# Instructions to follow
Write out the data from its first line up to and including the line that contains "x-tick-label: 50: [106, 464, 118, 475]", reproducing each line verbatim.

# Information shown
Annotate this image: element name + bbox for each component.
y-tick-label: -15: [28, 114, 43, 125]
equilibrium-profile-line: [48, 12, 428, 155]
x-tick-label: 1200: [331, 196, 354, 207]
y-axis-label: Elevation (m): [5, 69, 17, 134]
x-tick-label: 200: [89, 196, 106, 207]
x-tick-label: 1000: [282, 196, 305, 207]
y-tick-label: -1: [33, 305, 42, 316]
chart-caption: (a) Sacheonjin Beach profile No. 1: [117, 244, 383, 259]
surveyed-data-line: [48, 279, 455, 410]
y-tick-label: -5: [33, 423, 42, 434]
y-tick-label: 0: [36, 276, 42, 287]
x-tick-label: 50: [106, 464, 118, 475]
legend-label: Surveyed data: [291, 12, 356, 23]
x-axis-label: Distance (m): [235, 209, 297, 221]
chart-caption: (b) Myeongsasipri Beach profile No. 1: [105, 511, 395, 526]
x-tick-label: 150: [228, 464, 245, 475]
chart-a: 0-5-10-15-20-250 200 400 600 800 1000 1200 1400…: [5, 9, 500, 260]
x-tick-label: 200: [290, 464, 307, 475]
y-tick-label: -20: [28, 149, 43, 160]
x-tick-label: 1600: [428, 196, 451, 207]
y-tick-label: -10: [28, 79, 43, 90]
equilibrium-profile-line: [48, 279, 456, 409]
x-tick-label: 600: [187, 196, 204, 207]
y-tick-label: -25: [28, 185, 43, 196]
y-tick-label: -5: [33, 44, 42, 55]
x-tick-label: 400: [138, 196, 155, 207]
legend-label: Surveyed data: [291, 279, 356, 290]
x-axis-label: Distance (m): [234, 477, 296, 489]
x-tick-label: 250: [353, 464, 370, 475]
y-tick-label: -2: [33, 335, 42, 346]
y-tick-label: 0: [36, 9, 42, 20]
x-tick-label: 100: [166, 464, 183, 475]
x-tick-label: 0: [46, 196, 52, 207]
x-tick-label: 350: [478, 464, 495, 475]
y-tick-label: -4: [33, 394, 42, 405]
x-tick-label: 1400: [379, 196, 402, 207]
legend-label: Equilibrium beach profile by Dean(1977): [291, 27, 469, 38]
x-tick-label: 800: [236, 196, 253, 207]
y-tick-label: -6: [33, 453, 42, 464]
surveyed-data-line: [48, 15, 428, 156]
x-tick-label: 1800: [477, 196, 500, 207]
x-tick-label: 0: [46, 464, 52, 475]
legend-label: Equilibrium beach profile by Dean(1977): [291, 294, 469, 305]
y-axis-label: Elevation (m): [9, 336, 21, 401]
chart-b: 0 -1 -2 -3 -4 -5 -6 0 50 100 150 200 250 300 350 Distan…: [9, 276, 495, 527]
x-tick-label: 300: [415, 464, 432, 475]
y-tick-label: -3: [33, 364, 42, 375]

# Written solution
Annotate this image: element name + bbox for each component.
y-tick-label: -15: [28, 114, 43, 125]
equilibrium-profile-line: [48, 12, 428, 155]
x-tick-label: 1200: [331, 196, 354, 207]
y-axis-label: Elevation (m): [5, 69, 17, 134]
x-tick-label: 200: [89, 196, 106, 207]
x-tick-label: 1000: [282, 196, 305, 207]
y-tick-label: -1: [33, 305, 42, 316]
chart-caption: (a) Sacheonjin Beach profile No. 1: [117, 244, 383, 259]
surveyed-data-line: [48, 279, 455, 410]
y-tick-label: -5: [33, 423, 42, 434]
y-tick-label: 0: [36, 276, 42, 287]
x-tick-label: 50: [106, 464, 118, 475]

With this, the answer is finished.